From the listing below, return each line that includes "ChatGPT".

### Exercise inputs
§ §

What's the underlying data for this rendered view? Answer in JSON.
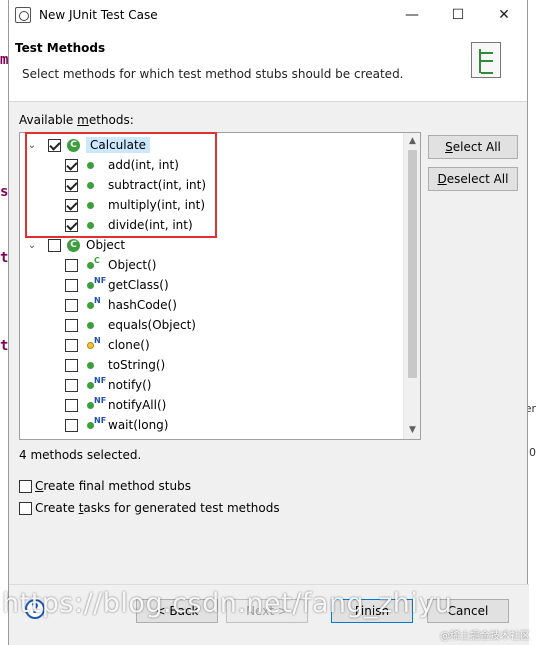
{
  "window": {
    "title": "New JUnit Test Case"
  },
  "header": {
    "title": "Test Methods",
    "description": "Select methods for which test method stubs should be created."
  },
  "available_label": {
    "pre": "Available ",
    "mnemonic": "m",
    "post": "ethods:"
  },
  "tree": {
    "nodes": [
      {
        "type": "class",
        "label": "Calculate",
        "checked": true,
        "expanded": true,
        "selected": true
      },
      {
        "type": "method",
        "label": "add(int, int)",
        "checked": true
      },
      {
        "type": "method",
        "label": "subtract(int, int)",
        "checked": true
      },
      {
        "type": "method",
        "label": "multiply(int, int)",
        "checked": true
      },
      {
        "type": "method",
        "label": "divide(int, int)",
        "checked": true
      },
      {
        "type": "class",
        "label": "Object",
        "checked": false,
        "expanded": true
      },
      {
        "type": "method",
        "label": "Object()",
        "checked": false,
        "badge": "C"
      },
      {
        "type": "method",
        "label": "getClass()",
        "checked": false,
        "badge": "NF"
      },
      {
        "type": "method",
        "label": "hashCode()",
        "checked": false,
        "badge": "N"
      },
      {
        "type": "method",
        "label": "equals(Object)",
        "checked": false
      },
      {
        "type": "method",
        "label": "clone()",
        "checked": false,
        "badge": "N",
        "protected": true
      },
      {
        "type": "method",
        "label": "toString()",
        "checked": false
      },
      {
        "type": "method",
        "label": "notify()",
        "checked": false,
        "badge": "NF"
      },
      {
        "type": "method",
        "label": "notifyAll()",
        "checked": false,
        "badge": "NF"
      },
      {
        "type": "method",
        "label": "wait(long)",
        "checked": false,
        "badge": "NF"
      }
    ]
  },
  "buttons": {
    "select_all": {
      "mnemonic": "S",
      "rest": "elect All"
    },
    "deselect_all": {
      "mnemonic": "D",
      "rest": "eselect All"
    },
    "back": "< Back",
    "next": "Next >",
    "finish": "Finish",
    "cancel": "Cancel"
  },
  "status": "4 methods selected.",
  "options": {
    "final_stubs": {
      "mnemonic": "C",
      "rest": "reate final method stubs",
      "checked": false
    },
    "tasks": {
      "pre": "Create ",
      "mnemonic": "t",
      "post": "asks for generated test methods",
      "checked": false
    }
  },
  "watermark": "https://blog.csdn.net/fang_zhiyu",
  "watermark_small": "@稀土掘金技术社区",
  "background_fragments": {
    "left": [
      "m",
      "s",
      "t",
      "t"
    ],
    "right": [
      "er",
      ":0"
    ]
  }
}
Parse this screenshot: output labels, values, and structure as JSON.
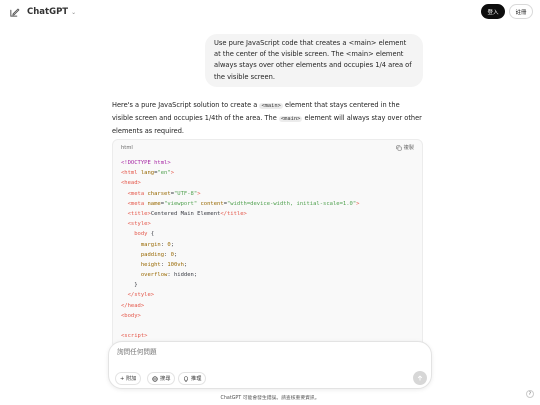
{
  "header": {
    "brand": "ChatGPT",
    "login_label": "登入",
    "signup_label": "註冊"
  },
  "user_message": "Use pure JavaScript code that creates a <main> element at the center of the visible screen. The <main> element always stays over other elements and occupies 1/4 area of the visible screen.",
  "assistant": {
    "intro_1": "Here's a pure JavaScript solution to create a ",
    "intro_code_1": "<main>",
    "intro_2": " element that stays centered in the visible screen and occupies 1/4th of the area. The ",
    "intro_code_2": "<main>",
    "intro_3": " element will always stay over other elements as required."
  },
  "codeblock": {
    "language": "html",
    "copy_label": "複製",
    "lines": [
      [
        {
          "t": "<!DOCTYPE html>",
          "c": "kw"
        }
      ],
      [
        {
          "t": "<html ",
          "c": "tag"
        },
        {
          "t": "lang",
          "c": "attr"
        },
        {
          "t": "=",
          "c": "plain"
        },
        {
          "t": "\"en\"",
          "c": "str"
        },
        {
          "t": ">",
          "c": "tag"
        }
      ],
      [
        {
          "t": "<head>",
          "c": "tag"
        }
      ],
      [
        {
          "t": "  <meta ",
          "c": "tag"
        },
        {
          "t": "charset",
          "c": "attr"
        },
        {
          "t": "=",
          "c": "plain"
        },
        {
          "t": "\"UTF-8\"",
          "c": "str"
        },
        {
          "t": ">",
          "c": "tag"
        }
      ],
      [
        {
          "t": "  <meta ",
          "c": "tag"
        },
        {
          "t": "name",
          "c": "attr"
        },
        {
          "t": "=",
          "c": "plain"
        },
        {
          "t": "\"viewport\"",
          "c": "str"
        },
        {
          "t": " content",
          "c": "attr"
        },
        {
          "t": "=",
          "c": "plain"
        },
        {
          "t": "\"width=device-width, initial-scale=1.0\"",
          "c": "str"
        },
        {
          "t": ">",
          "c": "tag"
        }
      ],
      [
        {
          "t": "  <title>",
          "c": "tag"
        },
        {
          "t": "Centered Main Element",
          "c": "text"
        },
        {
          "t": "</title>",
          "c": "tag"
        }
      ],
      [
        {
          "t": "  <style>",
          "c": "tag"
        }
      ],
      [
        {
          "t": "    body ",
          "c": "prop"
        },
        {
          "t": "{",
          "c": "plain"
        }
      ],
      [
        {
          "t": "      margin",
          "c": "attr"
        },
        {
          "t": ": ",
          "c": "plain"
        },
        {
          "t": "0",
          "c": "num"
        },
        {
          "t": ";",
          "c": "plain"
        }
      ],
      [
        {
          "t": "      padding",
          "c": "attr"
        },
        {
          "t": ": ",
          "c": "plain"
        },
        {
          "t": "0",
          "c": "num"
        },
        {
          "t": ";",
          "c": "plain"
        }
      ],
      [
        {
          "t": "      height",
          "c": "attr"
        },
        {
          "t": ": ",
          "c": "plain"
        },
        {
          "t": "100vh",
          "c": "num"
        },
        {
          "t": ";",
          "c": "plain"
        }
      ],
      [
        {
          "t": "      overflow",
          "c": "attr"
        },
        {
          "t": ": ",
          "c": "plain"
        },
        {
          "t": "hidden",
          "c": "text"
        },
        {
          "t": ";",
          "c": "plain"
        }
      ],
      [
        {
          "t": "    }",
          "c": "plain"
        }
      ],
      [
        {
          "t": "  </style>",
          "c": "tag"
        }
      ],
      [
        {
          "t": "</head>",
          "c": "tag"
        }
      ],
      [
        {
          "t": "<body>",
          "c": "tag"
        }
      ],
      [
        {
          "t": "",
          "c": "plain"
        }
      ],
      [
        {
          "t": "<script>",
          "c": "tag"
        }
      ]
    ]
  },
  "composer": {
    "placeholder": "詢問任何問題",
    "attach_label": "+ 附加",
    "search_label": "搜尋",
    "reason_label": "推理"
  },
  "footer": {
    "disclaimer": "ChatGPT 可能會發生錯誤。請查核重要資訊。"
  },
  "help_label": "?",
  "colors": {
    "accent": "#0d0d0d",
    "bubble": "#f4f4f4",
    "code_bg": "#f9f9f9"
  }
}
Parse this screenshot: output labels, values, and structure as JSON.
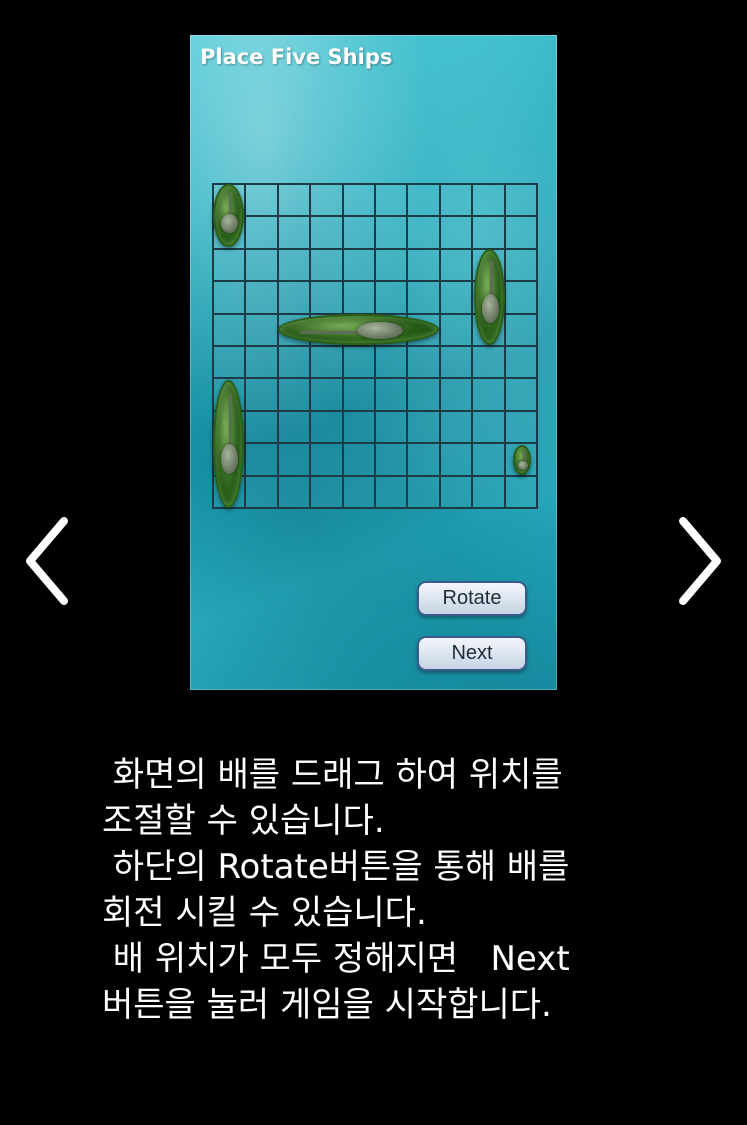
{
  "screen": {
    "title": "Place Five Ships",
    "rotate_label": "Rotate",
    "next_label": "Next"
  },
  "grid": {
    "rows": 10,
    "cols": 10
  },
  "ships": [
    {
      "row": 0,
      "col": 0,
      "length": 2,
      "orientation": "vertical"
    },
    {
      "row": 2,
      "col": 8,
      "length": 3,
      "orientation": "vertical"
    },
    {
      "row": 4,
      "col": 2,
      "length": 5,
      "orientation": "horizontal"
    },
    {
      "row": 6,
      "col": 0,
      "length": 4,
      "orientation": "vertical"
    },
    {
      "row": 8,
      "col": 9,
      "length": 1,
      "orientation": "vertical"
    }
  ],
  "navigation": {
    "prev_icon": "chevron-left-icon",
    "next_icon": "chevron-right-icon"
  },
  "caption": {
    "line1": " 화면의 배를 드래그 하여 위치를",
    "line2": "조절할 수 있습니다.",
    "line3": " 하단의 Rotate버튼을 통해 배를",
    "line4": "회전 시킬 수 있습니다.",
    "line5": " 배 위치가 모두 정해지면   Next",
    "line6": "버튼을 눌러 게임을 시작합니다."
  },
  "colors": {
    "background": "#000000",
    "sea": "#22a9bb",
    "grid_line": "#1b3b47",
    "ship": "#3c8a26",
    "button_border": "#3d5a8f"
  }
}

§ §

### Solution
    "brand": "ChatGPT",
    "disclaimer": "ChatGPT 可能會發生錯誤。請查核重要資訊。"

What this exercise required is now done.